[Data to examine — start]

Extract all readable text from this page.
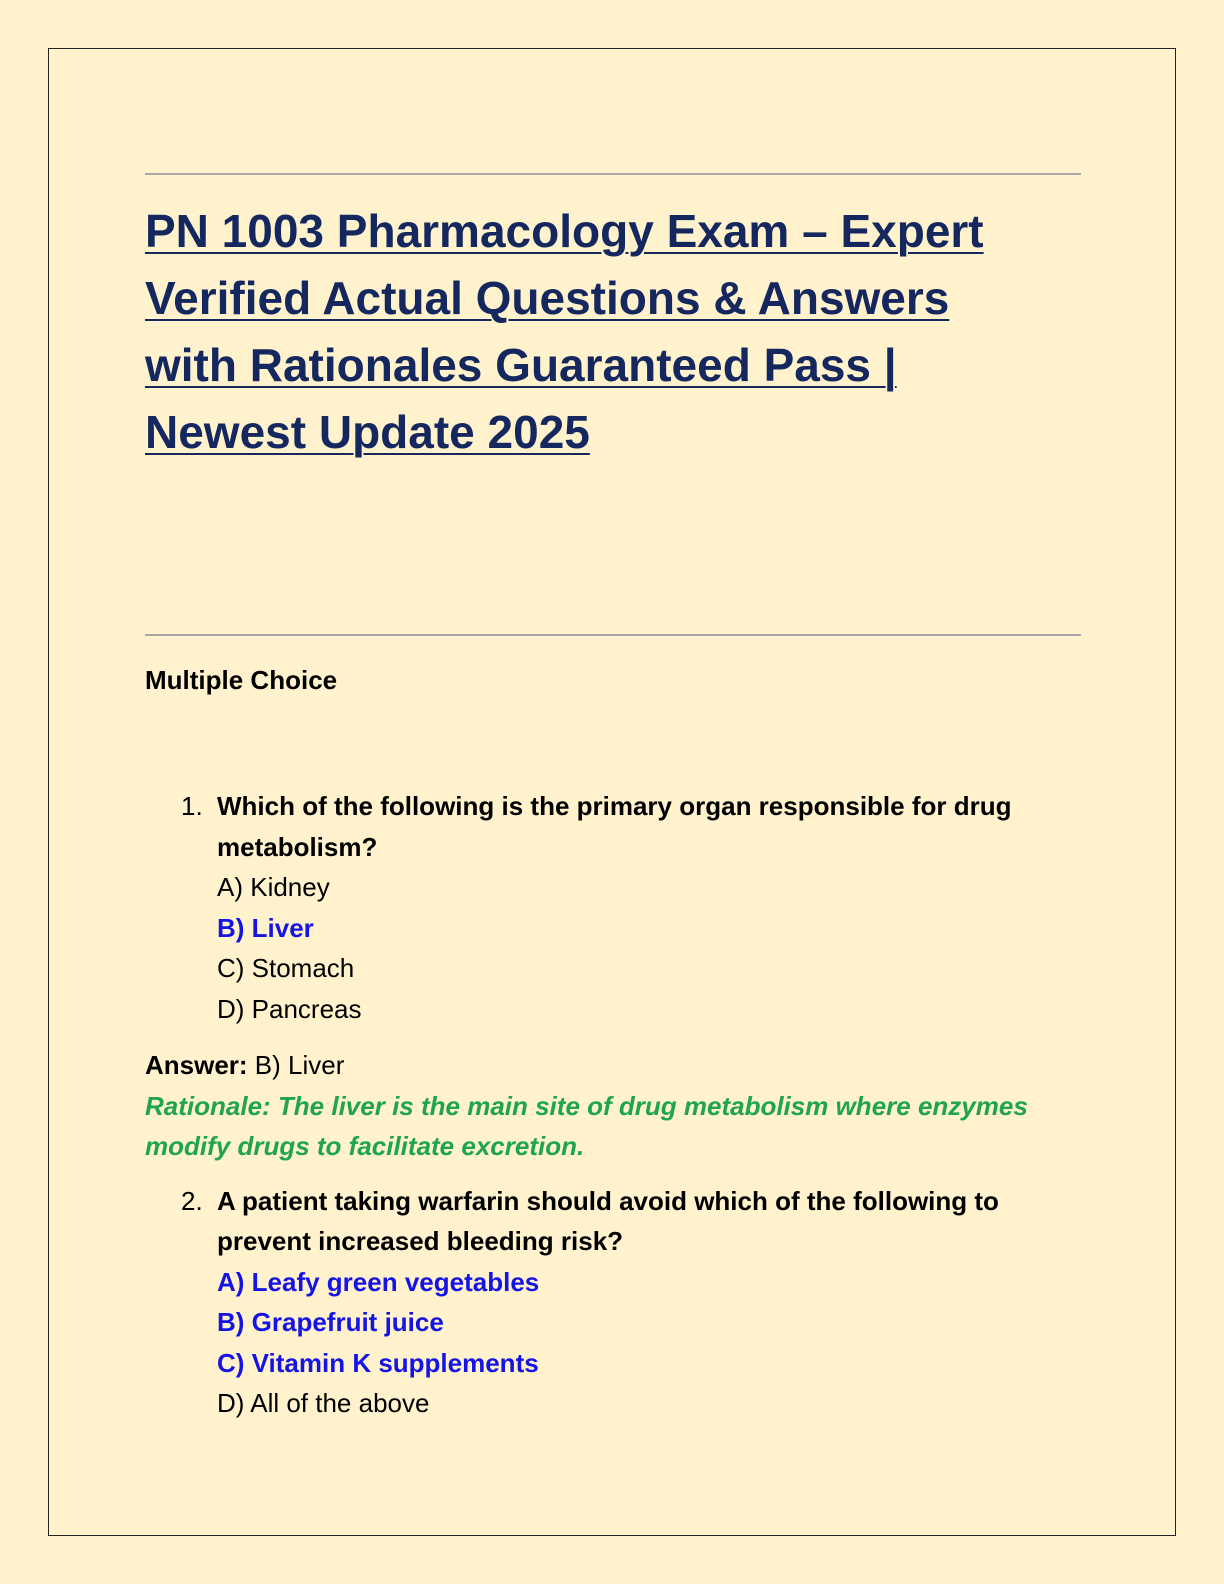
PN 1003 Pharmacology Exam – Expert
Verified Actual Questions & Answers
with Rationales Guaranteed Pass |
Newest Update 2025

Multiple Choice

1. Which of the following is the primary organ responsible for drug
metabolism?
A) Kidney
B) Liver
C) Stomach
D) Pancreas
Answer: B) Liver
Rationale: The liver is the main site of drug metabolism where enzymes
modify drugs to facilitate excretion.
2. A patient taking warfarin should avoid which of the following to
prevent increased bleeding risk?
A) Leafy green vegetables
B) Grapefruit juice
C) Vitamin K supplements
D) All of the above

[Data to examine — finish]

» **About this task**:
Repeat each line of the records above exactly, but do not copy the pictures.

» **Solution**:
Extract all readable text from this page.
PN 1003 Pharmacology Exam – Expert
Verified Actual Questions & Answers
with Rationales Guaranteed Pass |
Newest Update 2025

Multiple Choice

1. Which of the following is the primary organ responsible for drug
metabolism?
A) Kidney
B) Liver
C) Stomach
D) Pancreas
Answer: B) Liver
Rationale: The liver is the main site of drug metabolism where enzymes
modify drugs to facilitate excretion.
2. A patient taking warfarin should avoid which of the following to
prevent increased bleeding risk?
A) Leafy green vegetables
B) Grapefruit juice
C) Vitamin K supplements
D) All of the above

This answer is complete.